* Goal *
Leave out every picture, then transcribe the rest of the listing exactly.

[Dataset records]
+ + + +
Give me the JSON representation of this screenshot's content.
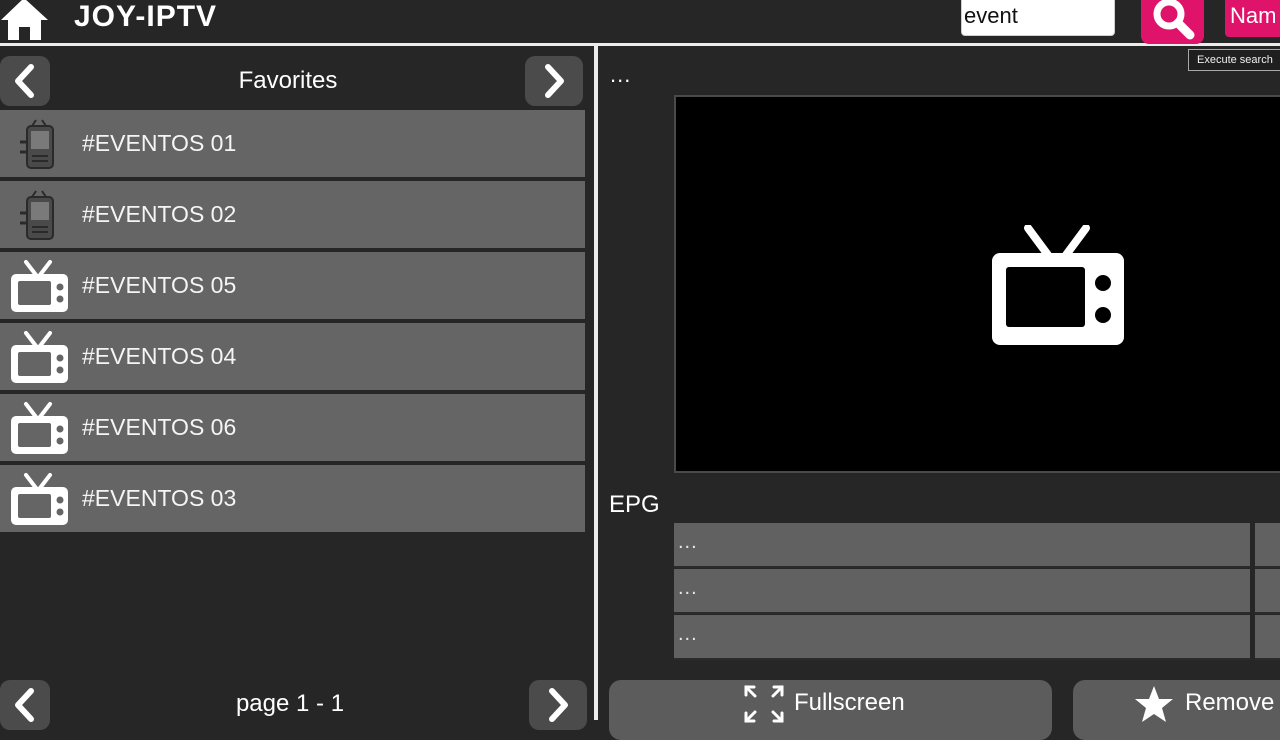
{
  "header": {
    "title": "JOY-IPTV",
    "home_icon": "home-icon",
    "search": {
      "value": "event",
      "icon": "search-icon"
    },
    "name_button_label": "Nam",
    "tooltip": "Execute search"
  },
  "favorites": {
    "title": "Favorites",
    "prev_icon": "chevron-left-icon",
    "next_icon": "chevron-right-icon",
    "channels": [
      {
        "label": "#EVENTOS 01",
        "icon": "channel-logo-icon"
      },
      {
        "label": "#EVENTOS 02",
        "icon": "channel-logo-icon"
      },
      {
        "label": "#EVENTOS 05",
        "icon": "tv-icon"
      },
      {
        "label": "#EVENTOS 04",
        "icon": "tv-icon"
      },
      {
        "label": "#EVENTOS 06",
        "icon": "tv-icon"
      },
      {
        "label": "#EVENTOS 03",
        "icon": "tv-icon"
      }
    ],
    "page_label": "page 1 - 1"
  },
  "player": {
    "title": "...",
    "placeholder_icon": "tv-icon"
  },
  "epg": {
    "label": "EPG",
    "rows": [
      "...",
      "...",
      "..."
    ]
  },
  "actions": {
    "fullscreen_label": "Fullscreen",
    "fullscreen_icon": "expand-icon",
    "remove_label": "Remove",
    "remove_icon": "star-icon"
  },
  "colors": {
    "background": "#262626",
    "accent": "#e0136b",
    "list_item": "#656565",
    "button": "#5c5c5c"
  }
}
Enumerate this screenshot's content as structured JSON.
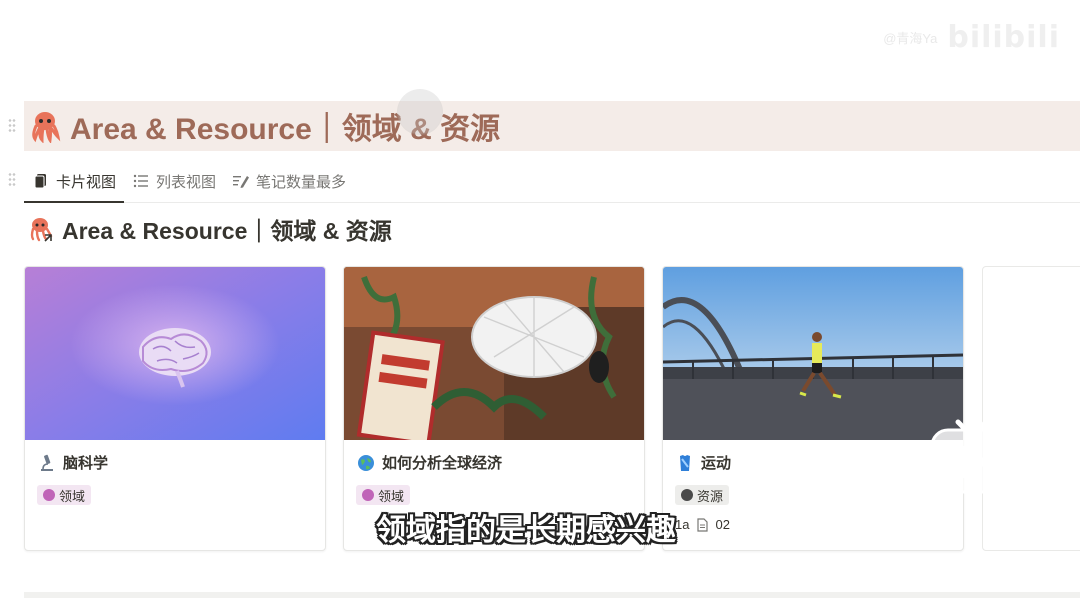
{
  "watermark": {
    "handle": "@青海Ya",
    "logo": "bilibili"
  },
  "page": {
    "title": "Area & Resource｜领域 & 资源"
  },
  "tabs": [
    {
      "label": "卡片视图",
      "icon": "card-icon",
      "active": true
    },
    {
      "label": "列表视图",
      "icon": "list-icon",
      "active": false
    },
    {
      "label": "笔记数量最多",
      "icon": "edit-list-icon",
      "active": false
    }
  ],
  "section": {
    "title": "Area & Resource｜领域 & 资源"
  },
  "cards": [
    {
      "name": "脑科学",
      "icon": "microscope-icon",
      "tag": "领域",
      "tag_bg": "#f3e6f2",
      "tag_dot": "#c064b8"
    },
    {
      "name": "如何分析全球经济",
      "icon": "globe-icon",
      "tag": "领域",
      "tag_bg": "#f3e6f2",
      "tag_dot": "#c064b8"
    },
    {
      "name": "运动",
      "icon": "jersey-icon",
      "tag": "资源",
      "tag_bg": "#ededeb",
      "tag_dot": "#4a4a4a",
      "meta_prefix": "1a",
      "meta_count": "02"
    }
  ],
  "subtitle": "领域指的是长期感兴趣",
  "colors": {
    "title_text": "#9e6a58",
    "title_bg": "#f4ece8",
    "accent_text": "#37352f"
  }
}
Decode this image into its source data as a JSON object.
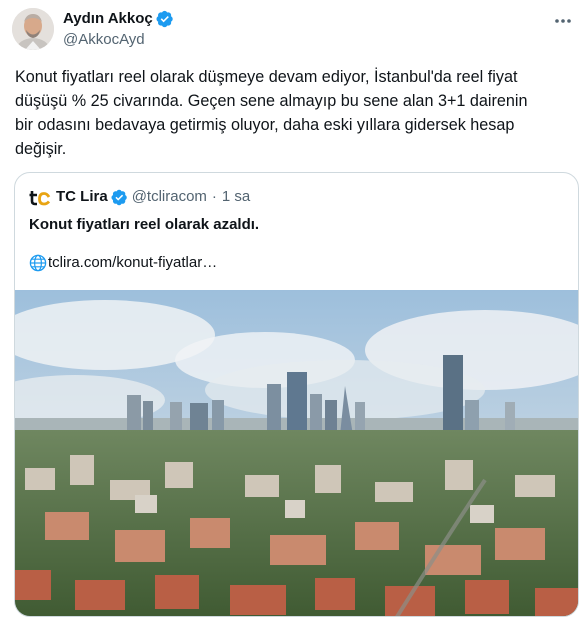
{
  "author": {
    "name": "Aydın Akkoç",
    "handle": "@AkkocAyd"
  },
  "tweet": {
    "text": "Konut fiyatları reel olarak düşmeye devam ediyor, İstanbul'da reel fiyat\ndüşüşü % 25 civarında. Geçen sene almayıp bu sene alan 3+1 dairenin\nbir odasını bedavaya getirmiş oluyor, daha eski yıllara gidersek hesap\ndeğişir."
  },
  "quoted": {
    "name": "TC Lira",
    "handle": "@tcliracom",
    "separator": "·",
    "time": "1 sa",
    "title": "Konut fiyatları reel olarak azaldı.",
    "link": "tclira.com/konut-fiyatlar…"
  },
  "icons": {
    "verified": "verified-badge-icon",
    "more": "more-options-icon",
    "globe": "globe-icon",
    "logo": "tclira-logo"
  },
  "colors": {
    "verified_blue": "#1d9bf0",
    "secondary_text": "#536471",
    "border": "#cfd9de"
  }
}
+ + + +
* Expected output *
Give me the JSON representation of this screenshot's content.
{
  "header": {
    "title": "JOY-IPTV",
    "home_icon": "home-icon",
    "search": {
      "value": "event",
      "icon": "search-icon"
    },
    "name_button_label": "Nam",
    "tooltip": "Execute search"
  },
  "favorites": {
    "title": "Favorites",
    "prev_icon": "chevron-left-icon",
    "next_icon": "chevron-right-icon",
    "channels": [
      {
        "label": "#EVENTOS 01",
        "icon": "channel-logo-icon"
      },
      {
        "label": "#EVENTOS 02",
        "icon": "channel-logo-icon"
      },
      {
        "label": "#EVENTOS 05",
        "icon": "tv-icon"
      },
      {
        "label": "#EVENTOS 04",
        "icon": "tv-icon"
      },
      {
        "label": "#EVENTOS 06",
        "icon": "tv-icon"
      },
      {
        "label": "#EVENTOS 03",
        "icon": "tv-icon"
      }
    ],
    "page_label": "page 1 - 1"
  },
  "player": {
    "title": "...",
    "placeholder_icon": "tv-icon"
  },
  "epg": {
    "label": "EPG",
    "rows": [
      "...",
      "...",
      "..."
    ]
  },
  "actions": {
    "fullscreen_label": "Fullscreen",
    "fullscreen_icon": "expand-icon",
    "remove_label": "Remove",
    "remove_icon": "star-icon"
  },
  "colors": {
    "background": "#262626",
    "accent": "#e0136b",
    "list_item": "#656565",
    "button": "#5c5c5c"
  }
}
Enumerate this screenshot's content as structured JSON.
{
  "watermark": {
    "handle": "@青海Ya",
    "logo": "bilibili"
  },
  "page": {
    "title": "Area & Resource｜领域 & 资源"
  },
  "tabs": [
    {
      "label": "卡片视图",
      "icon": "card-icon",
      "active": true
    },
    {
      "label": "列表视图",
      "icon": "list-icon",
      "active": false
    },
    {
      "label": "笔记数量最多",
      "icon": "edit-list-icon",
      "active": false
    }
  ],
  "section": {
    "title": "Area & Resource｜领域 & 资源"
  },
  "cards": [
    {
      "name": "脑科学",
      "icon": "microscope-icon",
      "tag": "领域",
      "tag_bg": "#f3e6f2",
      "tag_dot": "#c064b8"
    },
    {
      "name": "如何分析全球经济",
      "icon": "globe-icon",
      "tag": "领域",
      "tag_bg": "#f3e6f2",
      "tag_dot": "#c064b8"
    },
    {
      "name": "运动",
      "icon": "jersey-icon",
      "tag": "资源",
      "tag_bg": "#ededeb",
      "tag_dot": "#4a4a4a",
      "meta_prefix": "1a",
      "meta_count": "02"
    }
  ],
  "subtitle": "领域指的是长期感兴趣",
  "colors": {
    "title_text": "#9e6a58",
    "title_bg": "#f4ece8",
    "accent_text": "#37352f"
  }
}
Decode this image into its source data as a JSON object.
{
  "author": {
    "name": "Aydın Akkoç",
    "handle": "@AkkocAyd"
  },
  "tweet": {
    "text": "Konut fiyatları reel olarak düşmeye devam ediyor, İstanbul'da reel fiyat\ndüşüşü % 25 civarında. Geçen sene almayıp bu sene alan 3+1 dairenin\nbir odasını bedavaya getirmiş oluyor, daha eski yıllara gidersek hesap\ndeğişir."
  },
  "quoted": {
    "name": "TC Lira",
    "handle": "@tcliracom",
    "separator": "·",
    "time": "1 sa",
    "title": "Konut fiyatları reel olarak azaldı.",
    "link": "tclira.com/konut-fiyatlar…"
  },
  "icons": {
    "verified": "verified-badge-icon",
    "more": "more-options-icon",
    "globe": "globe-icon",
    "logo": "tclira-logo"
  },
  "colors": {
    "verified_blue": "#1d9bf0",
    "secondary_text": "#536471",
    "border": "#cfd9de"
  }
}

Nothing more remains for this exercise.